• [Problem details]
For the material that follows, list every line containing the word "variable".

[Data records]
· · · · · · ·

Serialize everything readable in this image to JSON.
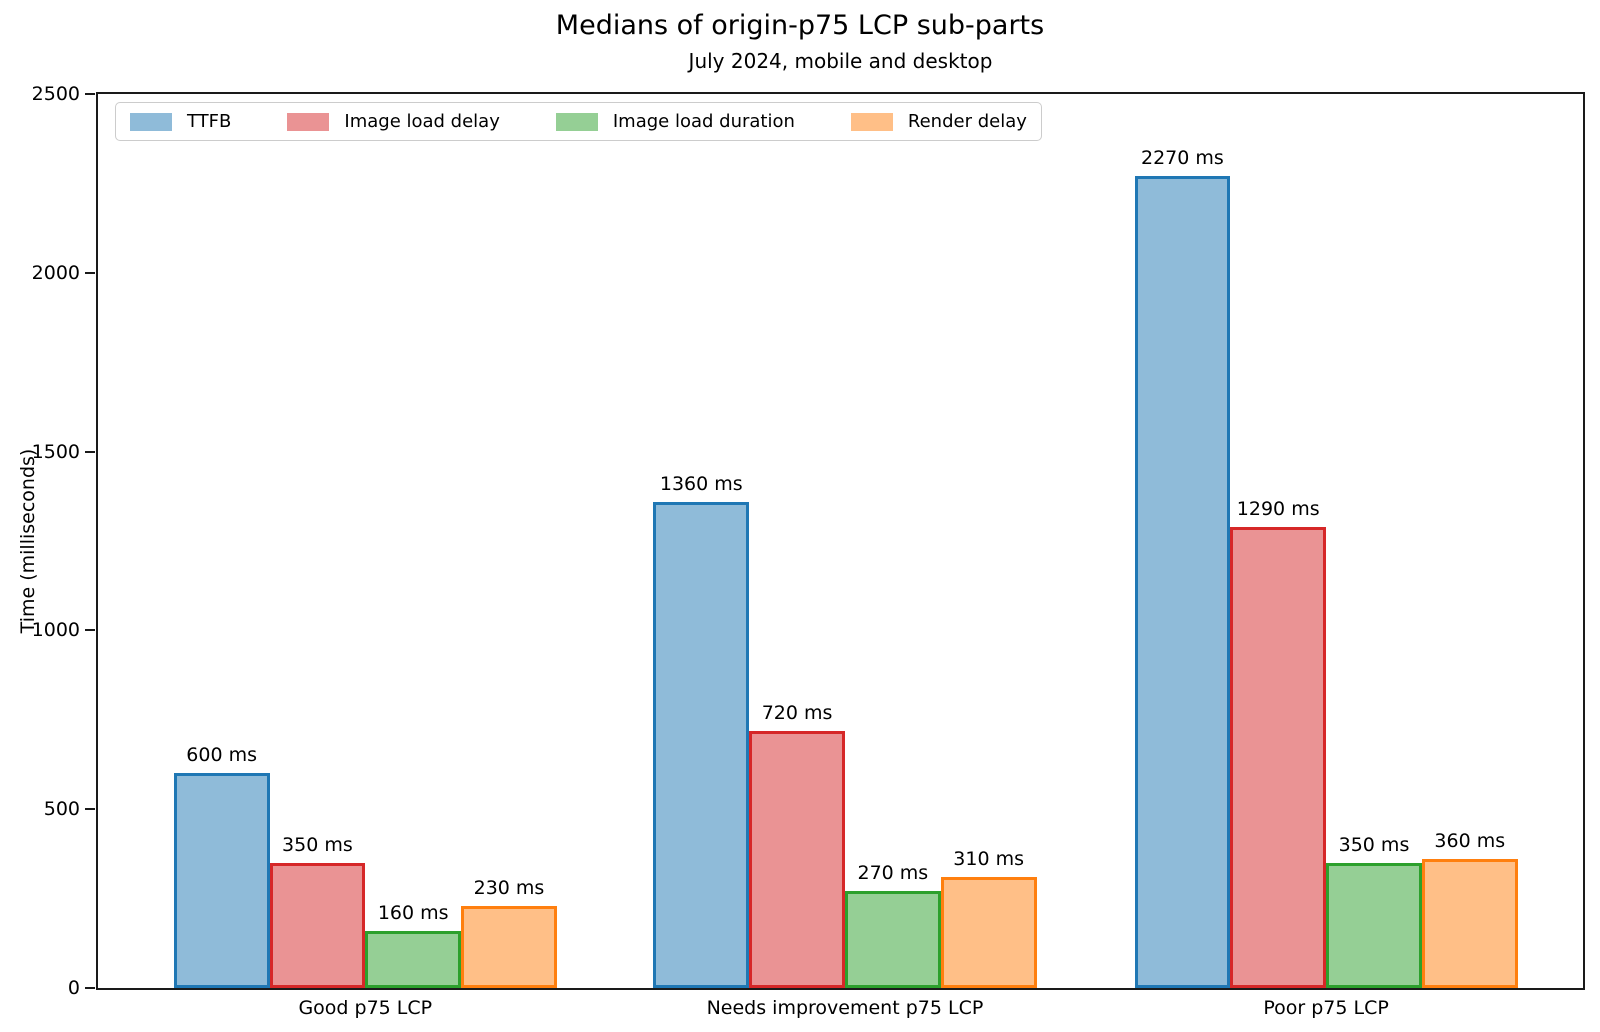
{
  "chart_data": {
    "type": "bar",
    "title": "Medians of origin-p75 LCP sub-parts",
    "subtitle": "July 2024, mobile and desktop",
    "ylabel": "Time (milliseconds)",
    "xlabel": "",
    "categories": [
      "Good p75 LCP",
      "Needs improvement p75 LCP",
      "Poor p75 LCP"
    ],
    "series": [
      {
        "name": "TTFB",
        "values": [
          600,
          1360,
          2270
        ],
        "fill": "#8FBBD9",
        "edge": "#1F77B4"
      },
      {
        "name": "Image load delay",
        "values": [
          350,
          720,
          1290
        ],
        "fill": "#EA9394",
        "edge": "#D62728"
      },
      {
        "name": "Image load duration",
        "values": [
          160,
          270,
          350
        ],
        "fill": "#95CF95",
        "edge": "#2CA02C"
      },
      {
        "name": "Render delay",
        "values": [
          230,
          310,
          360
        ],
        "fill": "#FFBF87",
        "edge": "#FF7F0E"
      }
    ],
    "value_suffix": " ms",
    "ylim": [
      0,
      2500
    ],
    "yticks": [
      0,
      500,
      1000,
      1500,
      2000,
      2500
    ],
    "legend_position": "top-left",
    "grid": false,
    "bar_labels": {
      "Good p75 LCP": [
        "600 ms",
        "350 ms",
        "160 ms",
        "230 ms"
      ],
      "Needs improvement p75 LCP": [
        "1360 ms",
        "720 ms",
        "270 ms",
        "310 ms"
      ],
      "Poor p75 LCP": [
        "2270 ms",
        "1290 ms",
        "350 ms",
        "360 ms"
      ]
    }
  }
}
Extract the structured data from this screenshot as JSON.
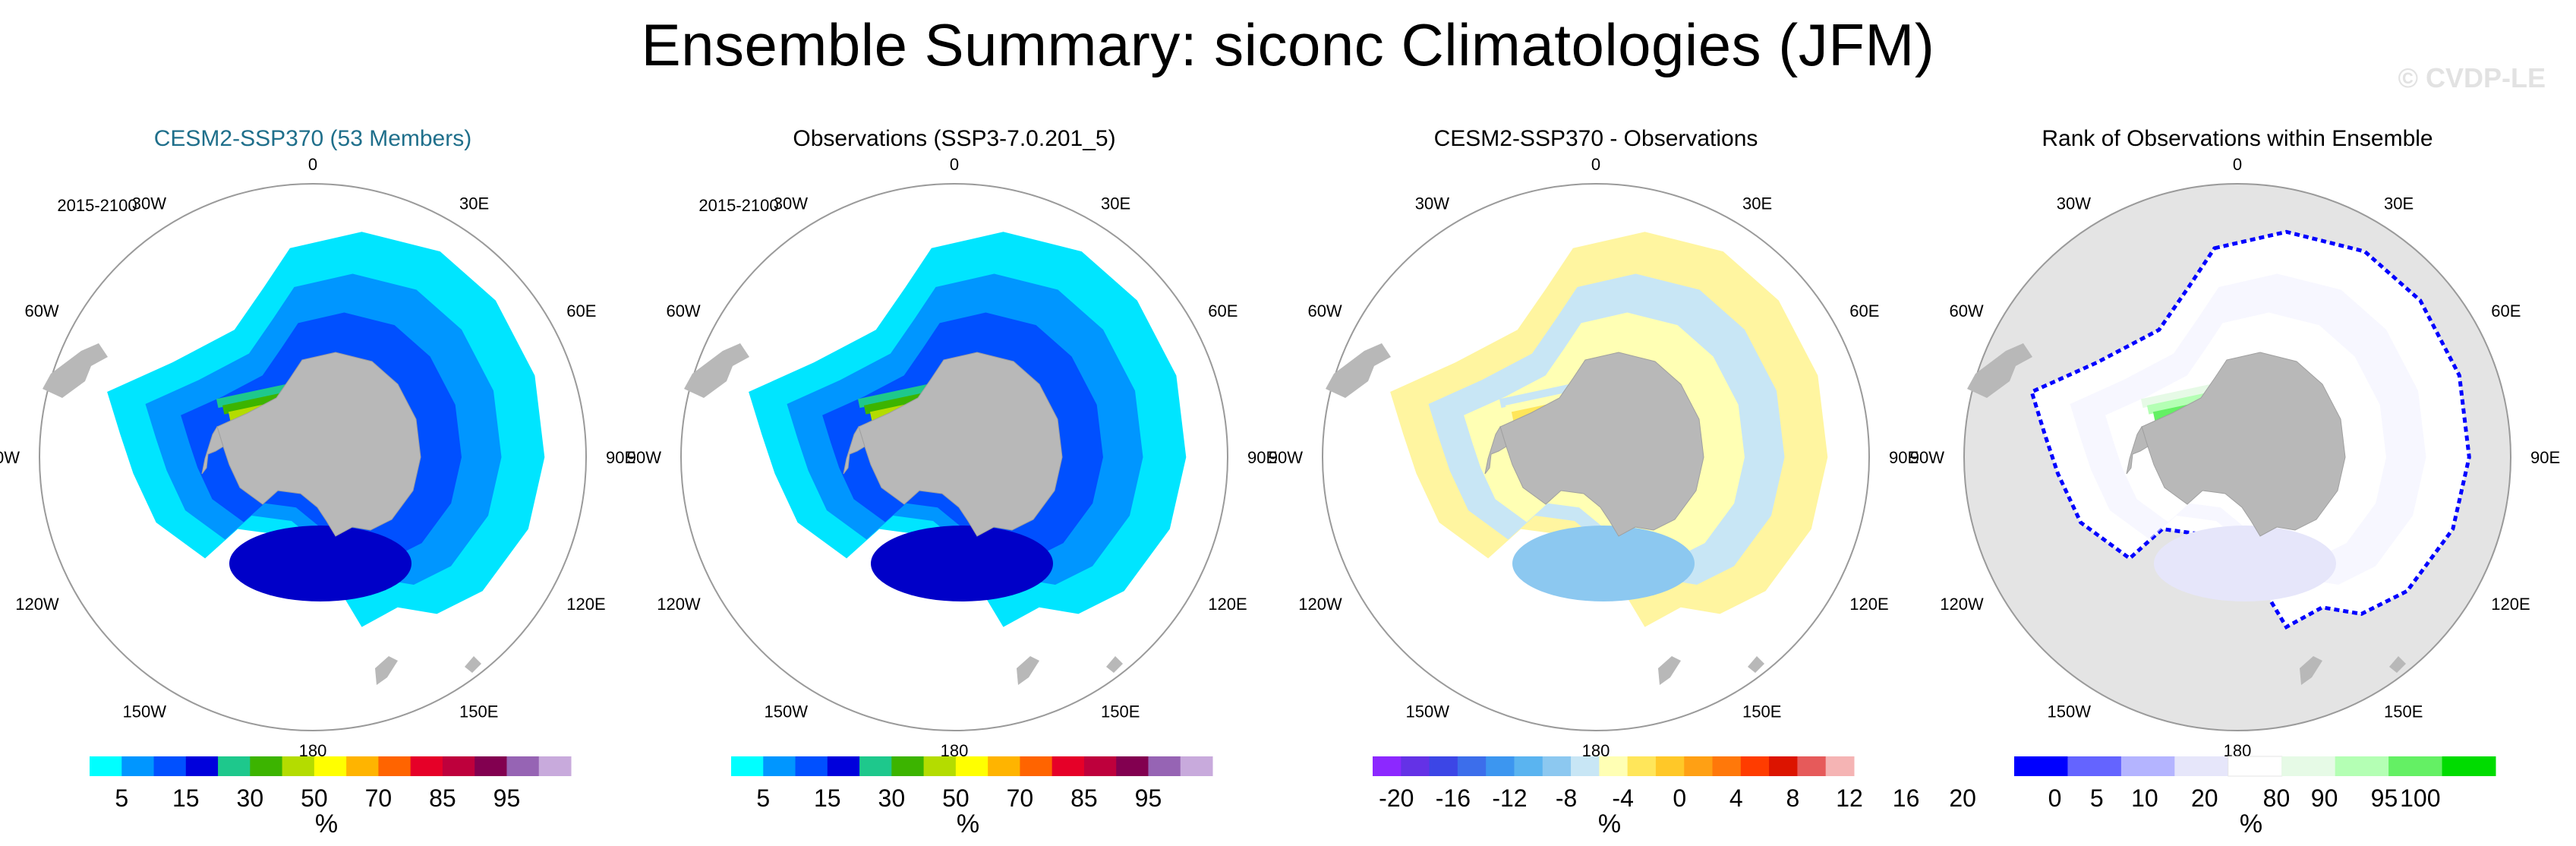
{
  "title": "Ensemble Summary: siconc Climatologies (JFM)",
  "watermark": "© CVDP-LE",
  "panels": [
    {
      "title": "CESM2-SSP370 (53 Members)",
      "title_color": "#1f6f8b",
      "period": "2015-2100",
      "kind": "model"
    },
    {
      "title": "Observations (SSP3-7.0.201_5)",
      "title_color": "#000000",
      "period": "2015-2100",
      "kind": "obs"
    },
    {
      "title": "CESM2-SSP370 - Observations",
      "title_color": "#000000",
      "period": "",
      "kind": "diff"
    },
    {
      "title": "Rank of Observations within Ensemble",
      "title_color": "#000000",
      "period": "",
      "kind": "rank"
    }
  ],
  "longitude_labels": [
    "0",
    "30E",
    "60E",
    "90E",
    "120E",
    "150E",
    "180",
    "150W",
    "120W",
    "90W",
    "60W",
    "30W"
  ],
  "chart_data": [
    {
      "type": "heatmap",
      "title": "CESM2-SSP370 (53 Members)",
      "variable": "siconc",
      "period": "2015-2100",
      "colorbar": {
        "unit": "%",
        "ticks": [
          "5",
          "15",
          "30",
          "50",
          "70",
          "85",
          "95"
        ],
        "colors": [
          "#00ffff",
          "#0096ff",
          "#0050ff",
          "#0000dc",
          "#1ec88c",
          "#3cb400",
          "#b4dc00",
          "#ffff00",
          "#ffb400",
          "#ff6400",
          "#e60028",
          "#be003c",
          "#820050",
          "#9664b4",
          "#c8aadc"
        ]
      }
    },
    {
      "type": "heatmap",
      "title": "Observations (SSP3-7.0.201_5)",
      "variable": "siconc",
      "period": "2015-2100",
      "colorbar": {
        "unit": "%",
        "ticks": [
          "5",
          "15",
          "30",
          "50",
          "70",
          "85",
          "95"
        ],
        "colors": [
          "#00ffff",
          "#0096ff",
          "#0050ff",
          "#0000dc",
          "#1ec88c",
          "#3cb400",
          "#b4dc00",
          "#ffff00",
          "#ffb400",
          "#ff6400",
          "#e60028",
          "#be003c",
          "#820050",
          "#9664b4",
          "#c8aadc"
        ]
      }
    },
    {
      "type": "heatmap",
      "title": "CESM2-SSP370 - Observations",
      "variable": "siconc difference",
      "colorbar": {
        "unit": "%",
        "ticks": [
          "-20",
          "-16",
          "-12",
          "-8",
          "-4",
          "0",
          "4",
          "8",
          "12",
          "16",
          "20"
        ],
        "colors": [
          "#8c28ff",
          "#6432e6",
          "#3c46e6",
          "#3c6eeb",
          "#3c96f0",
          "#5ab4f0",
          "#8cc8f0",
          "#c8e6f5",
          "#ffffb4",
          "#ffe65a",
          "#ffc828",
          "#ffa014",
          "#ff780a",
          "#ff3c00",
          "#dc1400",
          "#e65a5a",
          "#f5b4b4"
        ]
      }
    },
    {
      "type": "heatmap",
      "title": "Rank of Observations within Ensemble",
      "variable": "rank",
      "colorbar": {
        "unit": "%",
        "ticks": [
          "0",
          "5",
          "10",
          "20",
          "80",
          "90",
          "95",
          "100"
        ],
        "colors": [
          "#0000ff",
          "#6464ff",
          "#b4b4ff",
          "#e6e6fa",
          "#ffffff",
          "#e6fae6",
          "#b4ffb4",
          "#64f064",
          "#00dc00"
        ]
      }
    }
  ]
}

· · · · · · ·

• [Solution to this exercise]
      "variable": "siconc",
      "variable": "siconc",
      "variable": "siconc difference",
      "variable": "rank",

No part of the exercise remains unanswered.